__BRIEF__
Answer with one number: how many lines hold "Check".

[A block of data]
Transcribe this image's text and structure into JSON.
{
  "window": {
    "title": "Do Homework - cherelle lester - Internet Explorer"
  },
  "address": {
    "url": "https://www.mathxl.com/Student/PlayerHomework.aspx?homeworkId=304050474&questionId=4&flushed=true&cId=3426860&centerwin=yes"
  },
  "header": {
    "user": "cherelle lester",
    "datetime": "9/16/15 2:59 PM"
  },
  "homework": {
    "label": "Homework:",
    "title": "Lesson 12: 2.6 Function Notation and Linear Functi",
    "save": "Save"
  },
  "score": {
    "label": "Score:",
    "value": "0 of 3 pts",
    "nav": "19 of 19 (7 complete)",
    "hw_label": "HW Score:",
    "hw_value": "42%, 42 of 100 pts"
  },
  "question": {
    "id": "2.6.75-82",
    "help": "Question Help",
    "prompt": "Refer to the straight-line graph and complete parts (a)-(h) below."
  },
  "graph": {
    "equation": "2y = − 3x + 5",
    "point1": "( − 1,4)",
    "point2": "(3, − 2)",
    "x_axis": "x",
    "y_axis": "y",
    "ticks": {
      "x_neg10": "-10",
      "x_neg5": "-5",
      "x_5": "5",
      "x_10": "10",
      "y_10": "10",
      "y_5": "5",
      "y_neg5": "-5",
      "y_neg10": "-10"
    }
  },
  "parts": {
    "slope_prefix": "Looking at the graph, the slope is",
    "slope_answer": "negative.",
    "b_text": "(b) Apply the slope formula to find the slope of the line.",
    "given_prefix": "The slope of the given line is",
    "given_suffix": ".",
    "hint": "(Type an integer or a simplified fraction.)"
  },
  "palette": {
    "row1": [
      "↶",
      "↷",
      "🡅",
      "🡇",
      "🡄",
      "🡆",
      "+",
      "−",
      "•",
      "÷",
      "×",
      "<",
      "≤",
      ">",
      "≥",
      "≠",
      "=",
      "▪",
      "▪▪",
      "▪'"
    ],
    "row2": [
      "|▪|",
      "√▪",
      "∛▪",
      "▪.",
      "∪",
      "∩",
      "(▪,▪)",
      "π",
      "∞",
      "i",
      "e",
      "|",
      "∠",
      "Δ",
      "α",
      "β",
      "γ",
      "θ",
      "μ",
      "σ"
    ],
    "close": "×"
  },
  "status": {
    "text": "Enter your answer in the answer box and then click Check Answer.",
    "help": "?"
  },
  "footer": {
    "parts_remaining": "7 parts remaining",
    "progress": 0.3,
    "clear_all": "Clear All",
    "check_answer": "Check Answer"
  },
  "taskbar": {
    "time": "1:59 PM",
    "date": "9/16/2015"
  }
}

__OUTPUT FOR THIS TASK__
2